◆ **Supplied information**:
begin

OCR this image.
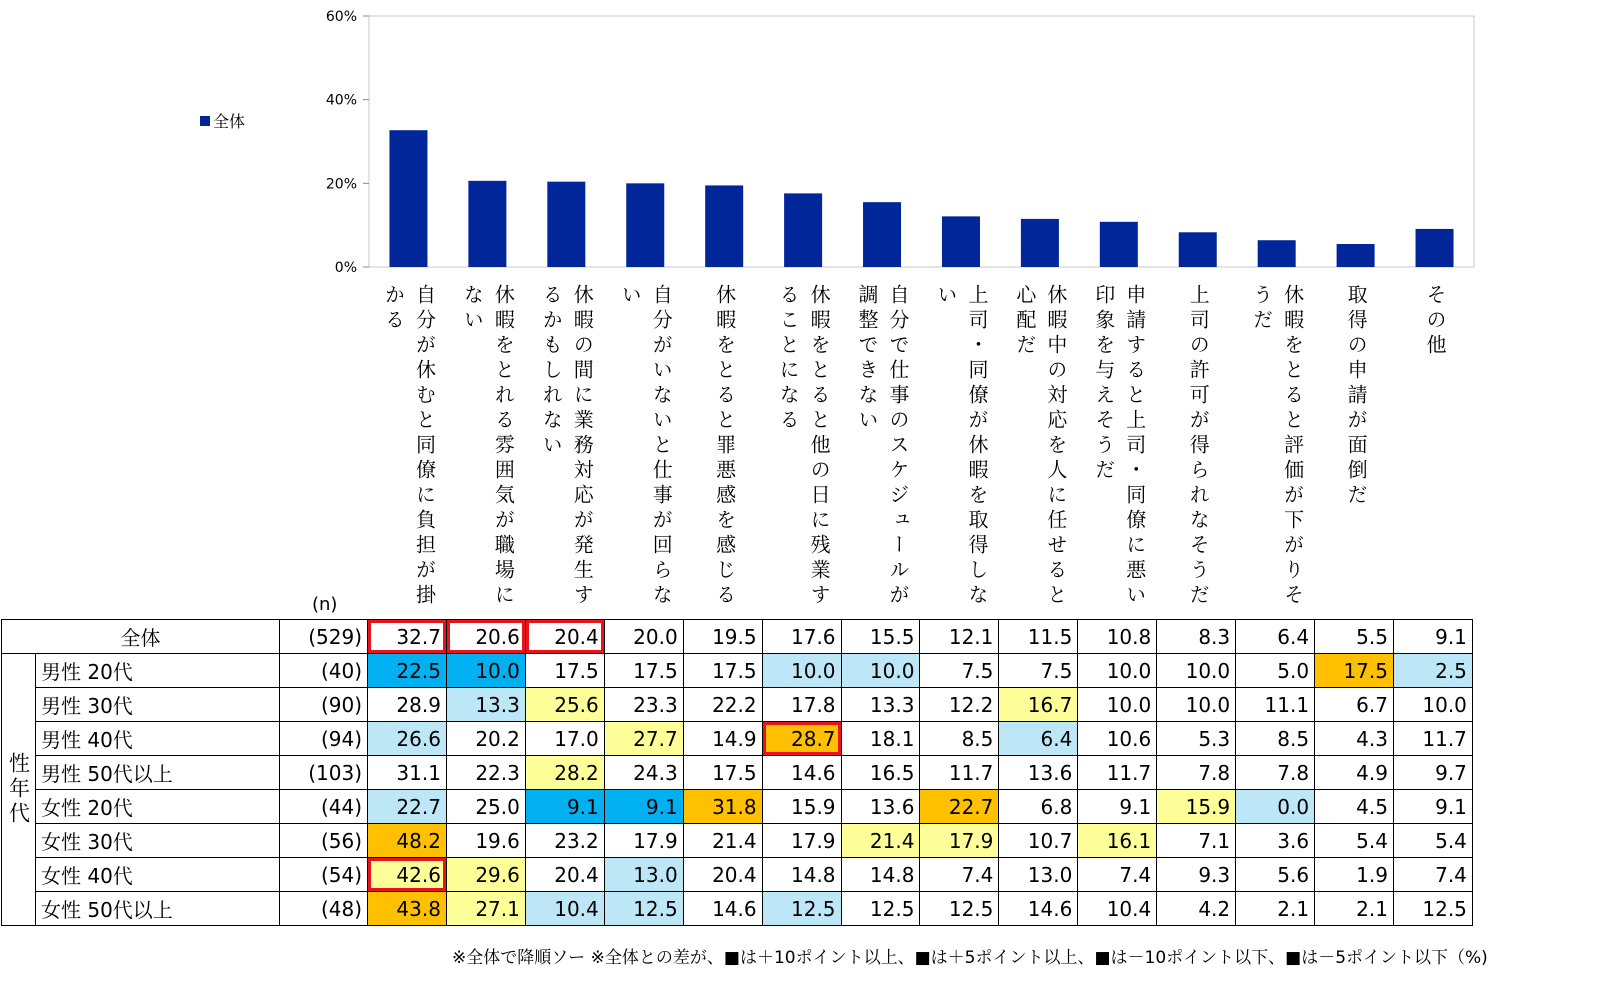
0%
20%
40%
60%
全体
(n)	自分が休むと同僚に負担が掛かる	休暇をとれる雰囲気が職場にない	休暇の間に業務対応が発生するかもしれない	自分がいないと仕事が回らない	休暇をとると罪悪感を感じる	休暇をとると他の日に残業することになる	自分で仕事のスケジュールが調整できない	上司・同僚が休暇を取得しない	休暇中の対応を人に任せると心配だ	申請すると上司・同僚に悪い印象を与えそうだ	上司の許可が得られなそうだ	休暇をとると評価が下がりそうだ	取得の申請が面倒だ	その他
全体		(529)	32.7	20.6	20.4	20.0	19.5	17.6	15.5	12.1	11.5	10.8	8.3	6.4	5.5	9.1
性年代	男性 20代	(40)	22.5	10.0	17.5	17.5	17.5	10.0	10.0	7.5	7.5	10.0	10.0	5.0	17.5	2.5
	男性 30代	(90)	28.9	13.3	25.6	23.3	22.2	17.8	13.3	12.2	16.7	10.0	10.0	11.1	6.7	10.0
	男性 40代	(94)	26.6	20.2	17.0	27.7	14.9	28.7	18.1	8.5	6.4	10.6	5.3	8.5	4.3	11.7
	男性 50代以上	(103)	31.1	22.3	28.2	24.3	17.5	14.6	16.5	11.7	13.6	11.7	7.8	7.8	4.9	9.7
	女性 20代	(44)	22.7	25.0	9.1	9.1	31.8	15.9	13.6	22.7	6.8	9.1	15.9	0.0	4.5	9.1
	女性 30代	(56)	48.2	19.6	23.2	17.9	21.4	17.9	21.4	17.9	10.7	16.1	7.1	3.6	5.4	5.4
	女性 40代	(54)	42.6	29.6	20.4	13.0	20.4	14.8	14.8	7.4	13.0	7.4	9.3	5.6	1.9	7.4
	女性 50代以上	(48)	43.8	27.1	10.4	12.5	14.6	12.5	12.5	12.5	14.6	10.4	4.2	2.1	2.1	12.5
※全体で降順ソー ※全体との差が、■は＋10ポイント以上、■は＋5ポイント以上、■は－10ポイント以下、■は－5ポイント以下（%)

end

◆ **What is needed**: Pictures stay out of the copy; please restate every record above exactly.

◆ **Answer to the exercise**:
OCR this image.
0%
20%
40%
60%
全体
(n)	自分が休むと同僚に負担が掛かる	休暇をとれる雰囲気が職場にない	休暇の間に業務対応が発生するかもしれない	自分がいないと仕事が回らない	休暇をとると罪悪感を感じる	休暇をとると他の日に残業することになる	自分で仕事のスケジュールが調整できない	上司・同僚が休暇を取得しない	休暇中の対応を人に任せると心配だ	申請すると上司・同僚に悪い印象を与えそうだ	上司の許可が得られなそうだ	休暇をとると評価が下がりそうだ	取得の申請が面倒だ	その他
全体		(529)	32.7	20.6	20.4	20.0	19.5	17.6	15.5	12.1	11.5	10.8	8.3	6.4	5.5	9.1
性年代	男性 20代	(40)	22.5	10.0	17.5	17.5	17.5	10.0	10.0	7.5	7.5	10.0	10.0	5.0	17.5	2.5
	男性 30代	(90)	28.9	13.3	25.6	23.3	22.2	17.8	13.3	12.2	16.7	10.0	10.0	11.1	6.7	10.0
	男性 40代	(94)	26.6	20.2	17.0	27.7	14.9	28.7	18.1	8.5	6.4	10.6	5.3	8.5	4.3	11.7
	男性 50代以上	(103)	31.1	22.3	28.2	24.3	17.5	14.6	16.5	11.7	13.6	11.7	7.8	7.8	4.9	9.7
	女性 20代	(44)	22.7	25.0	9.1	9.1	31.8	15.9	13.6	22.7	6.8	9.1	15.9	0.0	4.5	9.1
	女性 30代	(56)	48.2	19.6	23.2	17.9	21.4	17.9	21.4	17.9	10.7	16.1	7.1	3.6	5.4	5.4
	女性 40代	(54)	42.6	29.6	20.4	13.0	20.4	14.8	14.8	7.4	13.0	7.4	9.3	5.6	1.9	7.4
	女性 50代以上	(48)	43.8	27.1	10.4	12.5	14.6	12.5	12.5	12.5	14.6	10.4	4.2	2.1	2.1	12.5
※全体で降順ソー ※全体との差が、■は＋10ポイント以上、■は＋5ポイント以上、■は－10ポイント以下、■は－5ポイント以下（%)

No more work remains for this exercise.